___ Data provided

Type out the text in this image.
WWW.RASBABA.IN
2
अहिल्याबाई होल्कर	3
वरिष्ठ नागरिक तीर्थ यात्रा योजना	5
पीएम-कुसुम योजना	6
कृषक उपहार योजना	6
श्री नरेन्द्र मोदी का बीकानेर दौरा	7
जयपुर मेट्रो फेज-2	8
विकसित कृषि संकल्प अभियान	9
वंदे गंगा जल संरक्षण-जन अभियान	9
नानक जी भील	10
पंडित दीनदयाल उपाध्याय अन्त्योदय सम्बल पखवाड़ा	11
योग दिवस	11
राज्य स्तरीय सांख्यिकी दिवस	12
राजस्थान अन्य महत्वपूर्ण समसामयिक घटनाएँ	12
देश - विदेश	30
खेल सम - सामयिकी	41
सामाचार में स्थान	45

______

Stated task. Copy all the entries verbatim.

Written answer.
Type out the text in this image.
WWW.RASBABA.IN
2
अहिल्याबाई होल्कर	3
वरिष्ठ नागरिक तीर्थ यात्रा योजना	5
पीएम-कुसुम योजना	6
कृषक उपहार योजना	6
श्री नरेन्द्र मोदी का बीकानेर दौरा	7
जयपुर मेट्रो फेज-2	8
विकसित कृषि संकल्प अभियान	9
वंदे गंगा जल संरक्षण-जन अभियान	9
नानक जी भील	10
पंडित दीनदयाल उपाध्याय अन्त्योदय सम्बल पखवाड़ा	11
योग दिवस	11
राज्य स्तरीय सांख्यिकी दिवस	12
राजस्थान अन्य महत्वपूर्ण समसामयिक घटनाएँ	12
देश - विदेश	30
खेल सम - सामयिकी	41
सामाचार में स्थान	45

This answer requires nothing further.